**WHAT THE EXERCISE ASKS:** Do not copy the pictures; transcribe all other material exactly.

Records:
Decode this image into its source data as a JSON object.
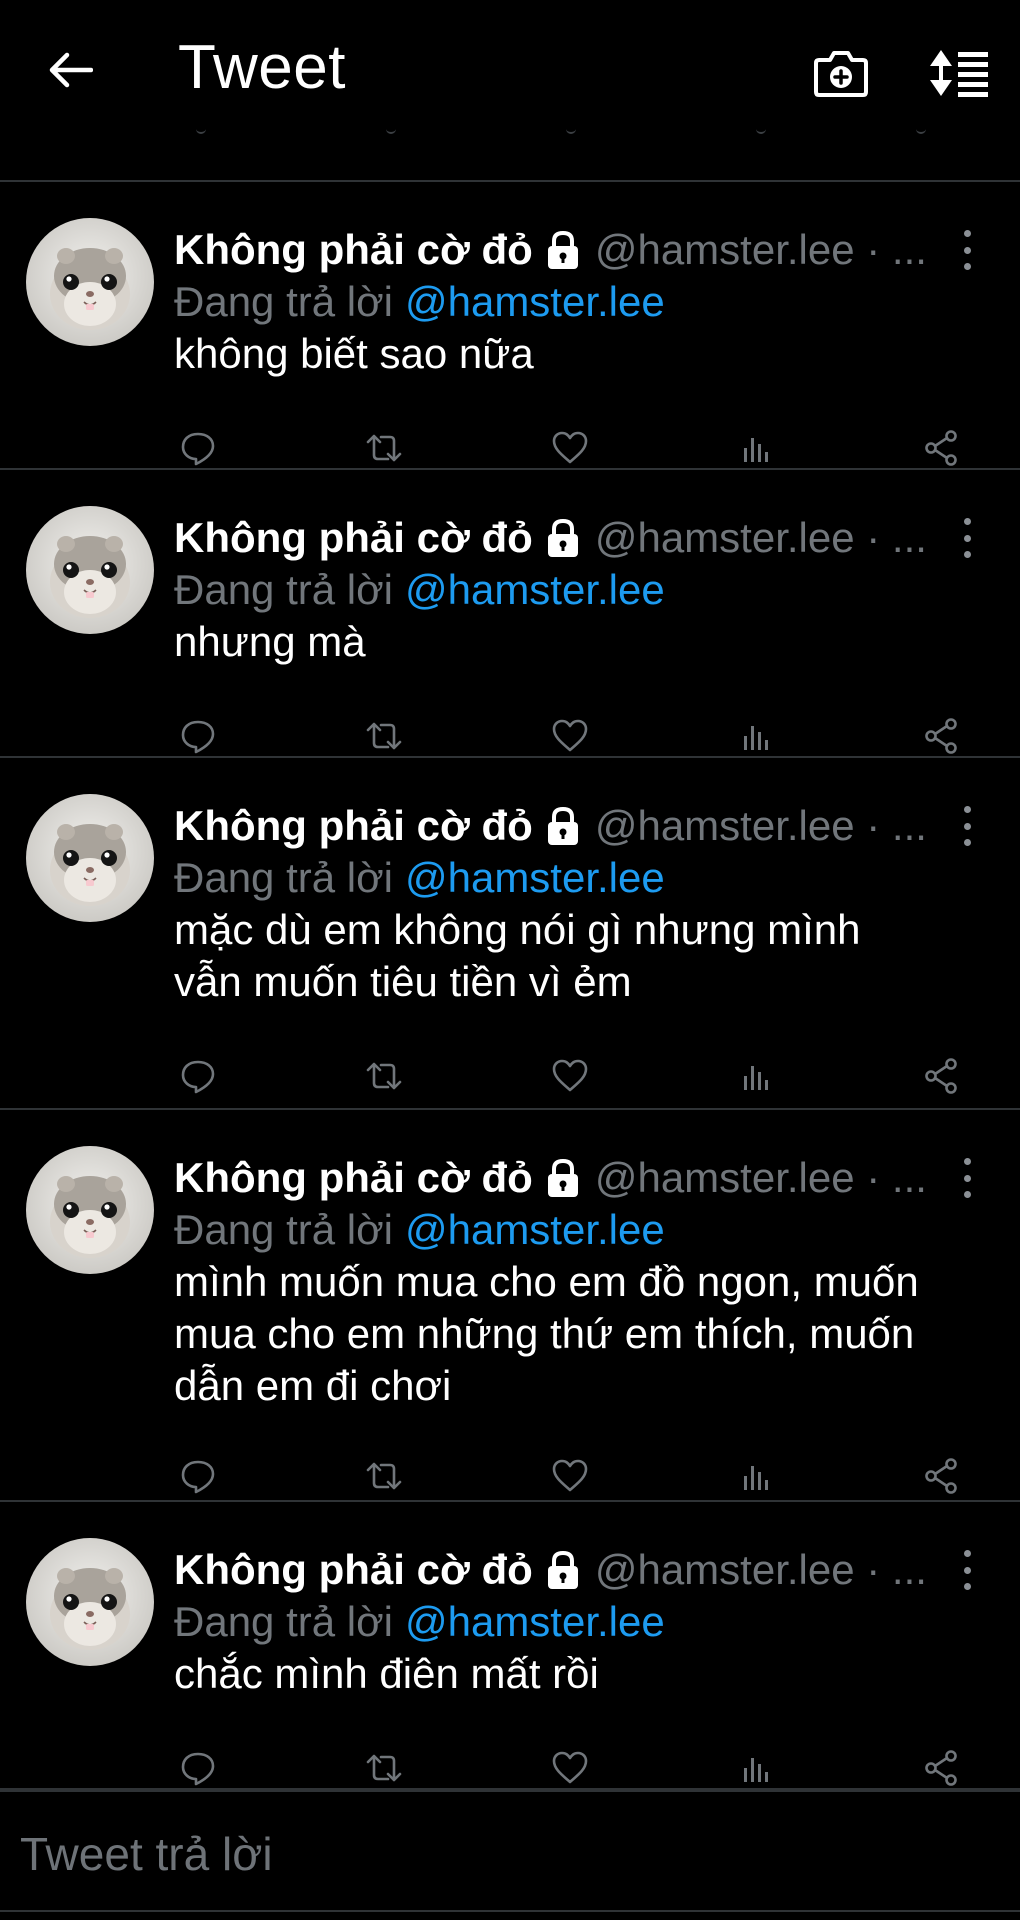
{
  "header": {
    "title": "Tweet",
    "back_icon": "arrow-left-icon",
    "camera_icon": "camera-add-icon",
    "sort_icon": "sort-list-icon"
  },
  "colors": {
    "background": "#000000",
    "divider": "#2f3336",
    "secondary_text": "#71767b",
    "mention": "#1d9bf0",
    "primary_text": "#ffffff"
  },
  "tweets": [
    {
      "name": "Không phải cờ đỏ",
      "handle": "@hamster.lee · ...",
      "reply_prefix": "Đang trả lời",
      "reply_to": "@hamster.lee",
      "lines": [
        "không biết sao nữa"
      ]
    },
    {
      "name": "Không phải cờ đỏ",
      "handle": "@hamster.lee · ...",
      "reply_prefix": "Đang trả lời",
      "reply_to": "@hamster.lee",
      "lines": [
        "nhưng mà"
      ]
    },
    {
      "name": "Không phải cờ đỏ",
      "handle": "@hamster.lee · ...",
      "reply_prefix": "Đang trả lời",
      "reply_to": "@hamster.lee",
      "lines": [
        "mặc dù em không nói gì nhưng mình",
        "vẫn muốn tiêu tiền vì ẻm"
      ]
    },
    {
      "name": "Không phải cờ đỏ",
      "handle": "@hamster.lee · ...",
      "reply_prefix": "Đang trả lời",
      "reply_to": "@hamster.lee",
      "lines": [
        "mình muốn mua cho em đồ ngon, muốn",
        "mua cho em những thứ em thích, muốn",
        "dẫn em đi chơi"
      ]
    },
    {
      "name": "Không phải cờ đỏ",
      "handle": "@hamster.lee · ...",
      "reply_prefix": "Đang trả lời",
      "reply_to": "@hamster.lee",
      "lines": [
        "chắc mình điên mất rồi"
      ]
    }
  ],
  "actions": [
    "reply-icon",
    "retweet-icon",
    "like-icon",
    "analytics-icon",
    "share-icon"
  ],
  "composer": {
    "placeholder": "Tweet trả lời"
  }
}
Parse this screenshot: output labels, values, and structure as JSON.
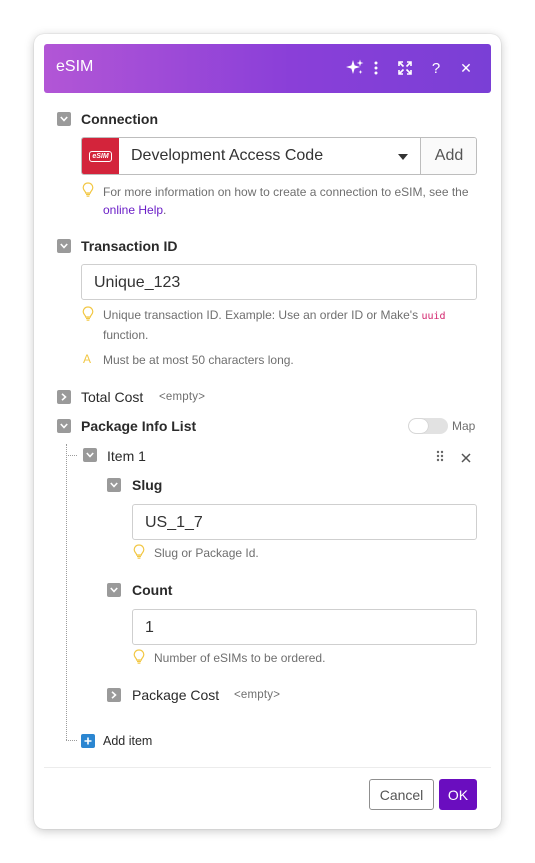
{
  "colors": {
    "header_gradient_start": "#b256d6",
    "header_gradient_end": "#7a3fd6",
    "ok_button": "#6a0dbf",
    "link": "#6b1fc7",
    "uuid_code": "#d3246d",
    "esim_logo": "#d3243b",
    "add_item_icon": "#2b86d1"
  },
  "header": {
    "title": "eSIM",
    "icons": [
      "sparkle-icon",
      "more-vertical-icon",
      "expand-icon",
      "help-icon",
      "close-icon"
    ],
    "help_glyph": "?",
    "close_glyph": "✕"
  },
  "connection": {
    "label": "Connection",
    "logo_text": "eSIM",
    "value": "Development Access Code",
    "add_label": "Add",
    "hint_prefix": "For more information on how to create a connection to eSIM, see the",
    "hint_link": "online Help",
    "hint_suffix": "."
  },
  "transaction_id": {
    "label": "Transaction ID",
    "value": "Unique_123",
    "hint_prefix": "Unique transaction ID. Example: Use an order ID or Make's",
    "hint_code": "uuid",
    "hint_suffix": "function.",
    "warning_glyph": "A",
    "warning": "Must be at most 50 characters long."
  },
  "total_cost": {
    "label": "Total Cost",
    "value": "<empty>"
  },
  "package_info_list": {
    "label": "Package Info List",
    "map_label": "Map",
    "item": {
      "label": "Item 1",
      "slug": {
        "label": "Slug",
        "value": "US_1_7",
        "hint": "Slug or Package Id."
      },
      "count": {
        "label": "Count",
        "value": "1",
        "hint": "Number of eSIMs to be ordered."
      },
      "package_cost": {
        "label": "Package Cost",
        "value": "<empty>"
      }
    },
    "add_item_label": "Add item"
  },
  "footer": {
    "cancel_label": "Cancel",
    "ok_label": "OK"
  }
}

**RESPONSE TO THIS TASK:**
Decode this image into its source data as a JSON object.
{
  "header": {
    "title": "Tweet",
    "back_icon": "arrow-left-icon",
    "camera_icon": "camera-add-icon",
    "sort_icon": "sort-list-icon"
  },
  "colors": {
    "background": "#000000",
    "divider": "#2f3336",
    "secondary_text": "#71767b",
    "mention": "#1d9bf0",
    "primary_text": "#ffffff"
  },
  "tweets": [
    {
      "name": "Không phải cờ đỏ",
      "handle": "@hamster.lee · ...",
      "reply_prefix": "Đang trả lời",
      "reply_to": "@hamster.lee",
      "lines": [
        "không biết sao nữa"
      ]
    },
    {
      "name": "Không phải cờ đỏ",
      "handle": "@hamster.lee · ...",
      "reply_prefix": "Đang trả lời",
      "reply_to": "@hamster.lee",
      "lines": [
        "nhưng mà"
      ]
    },
    {
      "name": "Không phải cờ đỏ",
      "handle": "@hamster.lee · ...",
      "reply_prefix": "Đang trả lời",
      "reply_to": "@hamster.lee",
      "lines": [
        "mặc dù em không nói gì nhưng mình",
        "vẫn muốn tiêu tiền vì ẻm"
      ]
    },
    {
      "name": "Không phải cờ đỏ",
      "handle": "@hamster.lee · ...",
      "reply_prefix": "Đang trả lời",
      "reply_to": "@hamster.lee",
      "lines": [
        "mình muốn mua cho em đồ ngon, muốn",
        "mua cho em những thứ em thích, muốn",
        "dẫn em đi chơi"
      ]
    },
    {
      "name": "Không phải cờ đỏ",
      "handle": "@hamster.lee · ...",
      "reply_prefix": "Đang trả lời",
      "reply_to": "@hamster.lee",
      "lines": [
        "chắc mình điên mất rồi"
      ]
    }
  ],
  "actions": [
    "reply-icon",
    "retweet-icon",
    "like-icon",
    "analytics-icon",
    "share-icon"
  ],
  "composer": {
    "placeholder": "Tweet trả lời"
  }
}
Parse this screenshot: output labels, values, and structure as JSON.
{
  "colors": {
    "header_gradient_start": "#b256d6",
    "header_gradient_end": "#7a3fd6",
    "ok_button": "#6a0dbf",
    "link": "#6b1fc7",
    "uuid_code": "#d3246d",
    "esim_logo": "#d3243b",
    "add_item_icon": "#2b86d1"
  },
  "header": {
    "title": "eSIM",
    "icons": [
      "sparkle-icon",
      "more-vertical-icon",
      "expand-icon",
      "help-icon",
      "close-icon"
    ],
    "help_glyph": "?",
    "close_glyph": "✕"
  },
  "connection": {
    "label": "Connection",
    "logo_text": "eSIM",
    "value": "Development Access Code",
    "add_label": "Add",
    "hint_prefix": "For more information on how to create a connection to eSIM, see the",
    "hint_link": "online Help",
    "hint_suffix": "."
  },
  "transaction_id": {
    "label": "Transaction ID",
    "value": "Unique_123",
    "hint_prefix": "Unique transaction ID. Example: Use an order ID or Make's",
    "hint_code": "uuid",
    "hint_suffix": "function.",
    "warning_glyph": "A",
    "warning": "Must be at most 50 characters long."
  },
  "total_cost": {
    "label": "Total Cost",
    "value": "<empty>"
  },
  "package_info_list": {
    "label": "Package Info List",
    "map_label": "Map",
    "item": {
      "label": "Item 1",
      "slug": {
        "label": "Slug",
        "value": "US_1_7",
        "hint": "Slug or Package Id."
      },
      "count": {
        "label": "Count",
        "value": "1",
        "hint": "Number of eSIMs to be ordered."
      },
      "package_cost": {
        "label": "Package Cost",
        "value": "<empty>"
      }
    },
    "add_item_label": "Add item"
  },
  "footer": {
    "cancel_label": "Cancel",
    "ok_label": "OK"
  }
}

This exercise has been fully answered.